→ **Set exercise**
From the entries that follow, pick out all lines holding "this".

====== Material to process

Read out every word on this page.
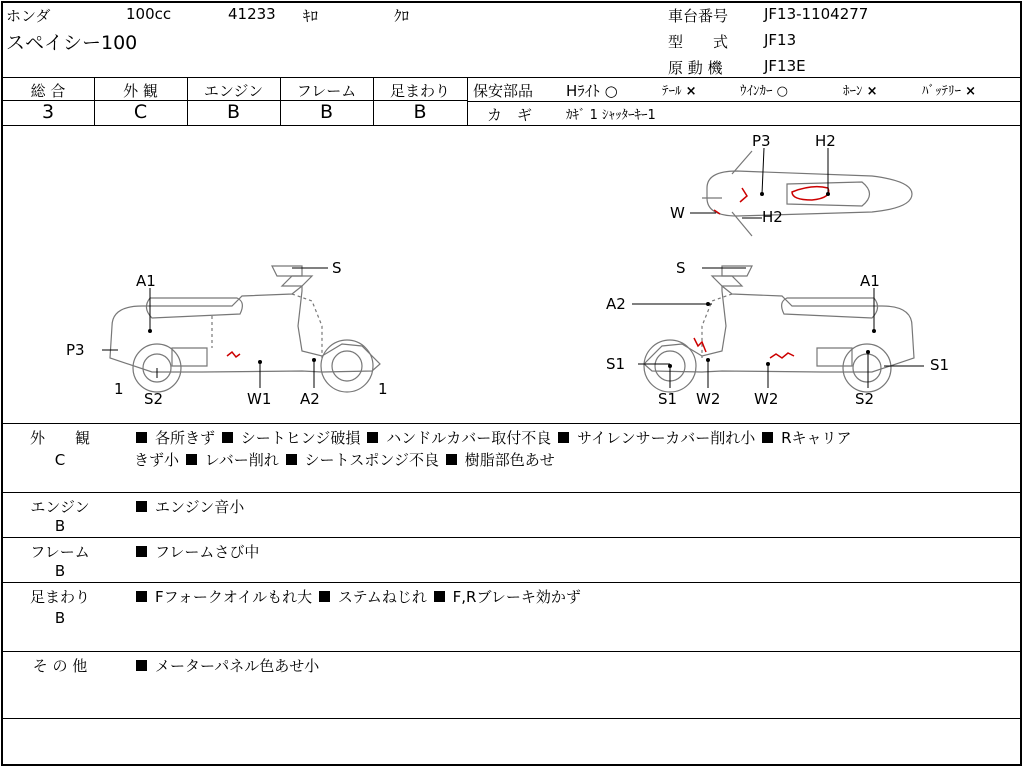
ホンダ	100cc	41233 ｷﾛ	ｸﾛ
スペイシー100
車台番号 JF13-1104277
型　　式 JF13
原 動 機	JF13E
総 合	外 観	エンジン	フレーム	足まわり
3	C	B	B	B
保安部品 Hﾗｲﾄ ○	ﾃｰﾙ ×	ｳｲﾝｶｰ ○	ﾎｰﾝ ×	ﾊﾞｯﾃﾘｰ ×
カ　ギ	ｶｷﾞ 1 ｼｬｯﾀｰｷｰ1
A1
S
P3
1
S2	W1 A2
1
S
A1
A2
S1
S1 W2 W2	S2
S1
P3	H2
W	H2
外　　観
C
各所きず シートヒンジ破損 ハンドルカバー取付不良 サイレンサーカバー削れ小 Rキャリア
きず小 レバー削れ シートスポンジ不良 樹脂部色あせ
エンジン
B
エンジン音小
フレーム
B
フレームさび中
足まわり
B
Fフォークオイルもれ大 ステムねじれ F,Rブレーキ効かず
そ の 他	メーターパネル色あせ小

============
====== Material to process

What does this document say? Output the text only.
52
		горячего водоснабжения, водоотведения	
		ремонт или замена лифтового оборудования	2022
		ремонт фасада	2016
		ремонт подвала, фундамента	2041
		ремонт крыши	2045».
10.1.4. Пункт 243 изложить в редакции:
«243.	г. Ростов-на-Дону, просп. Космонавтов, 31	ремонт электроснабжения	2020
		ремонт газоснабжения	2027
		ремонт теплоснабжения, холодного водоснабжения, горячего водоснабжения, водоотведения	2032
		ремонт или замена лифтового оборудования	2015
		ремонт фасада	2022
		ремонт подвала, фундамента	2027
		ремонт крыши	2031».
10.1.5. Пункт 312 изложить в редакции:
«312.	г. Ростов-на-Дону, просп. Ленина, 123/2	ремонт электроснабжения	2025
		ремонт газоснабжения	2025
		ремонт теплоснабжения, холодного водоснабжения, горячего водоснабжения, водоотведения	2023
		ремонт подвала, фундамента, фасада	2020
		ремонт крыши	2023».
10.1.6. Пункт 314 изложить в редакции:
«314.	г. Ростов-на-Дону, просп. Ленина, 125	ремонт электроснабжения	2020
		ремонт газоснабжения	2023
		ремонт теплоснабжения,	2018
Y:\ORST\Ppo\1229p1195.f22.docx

============
====== Material to process

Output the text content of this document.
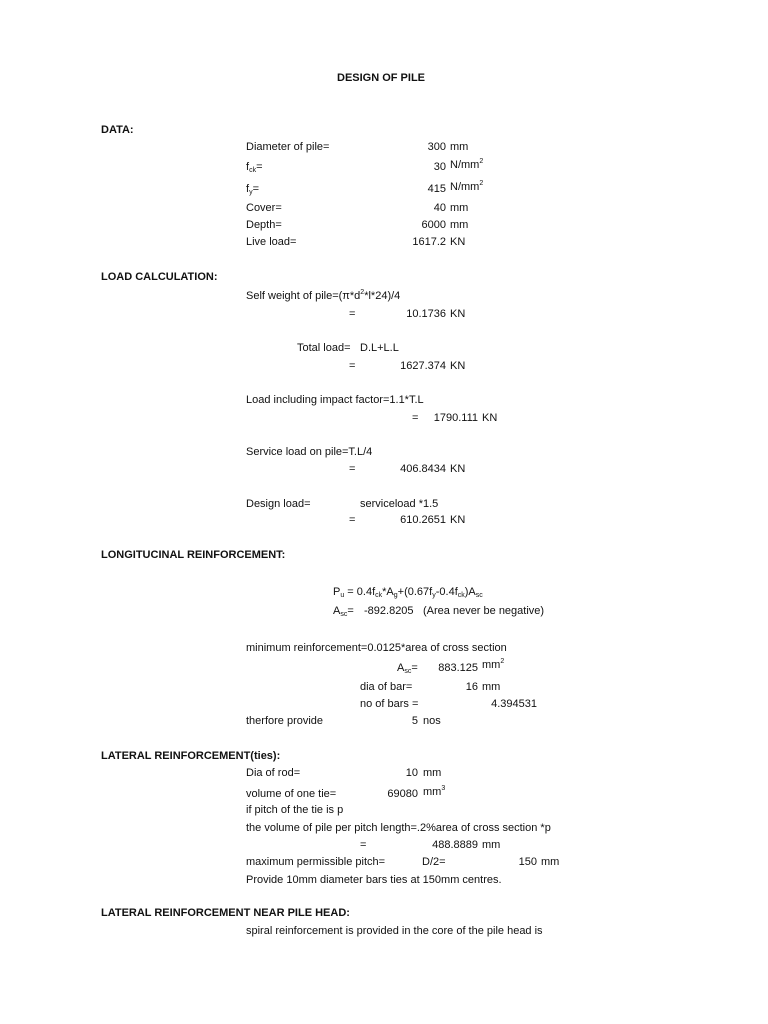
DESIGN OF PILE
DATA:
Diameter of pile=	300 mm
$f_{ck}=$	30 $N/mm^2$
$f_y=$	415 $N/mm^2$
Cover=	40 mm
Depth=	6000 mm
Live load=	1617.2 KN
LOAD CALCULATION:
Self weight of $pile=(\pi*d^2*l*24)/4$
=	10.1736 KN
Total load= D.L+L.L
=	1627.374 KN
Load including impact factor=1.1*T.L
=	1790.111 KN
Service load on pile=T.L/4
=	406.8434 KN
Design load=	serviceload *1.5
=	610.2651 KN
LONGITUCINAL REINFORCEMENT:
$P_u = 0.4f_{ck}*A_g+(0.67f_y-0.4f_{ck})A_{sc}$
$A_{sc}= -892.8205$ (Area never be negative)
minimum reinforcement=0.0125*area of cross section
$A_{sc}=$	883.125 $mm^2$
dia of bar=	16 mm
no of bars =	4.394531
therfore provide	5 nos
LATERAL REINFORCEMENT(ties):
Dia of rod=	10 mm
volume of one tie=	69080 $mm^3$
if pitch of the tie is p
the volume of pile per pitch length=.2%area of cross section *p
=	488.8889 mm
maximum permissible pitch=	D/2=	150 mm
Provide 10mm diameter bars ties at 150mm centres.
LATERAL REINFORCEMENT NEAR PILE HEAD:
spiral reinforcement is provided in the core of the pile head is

============

→ **Result below**
Read out every word on this page.
What does this document say? Output the text only.
Output the text content of this document.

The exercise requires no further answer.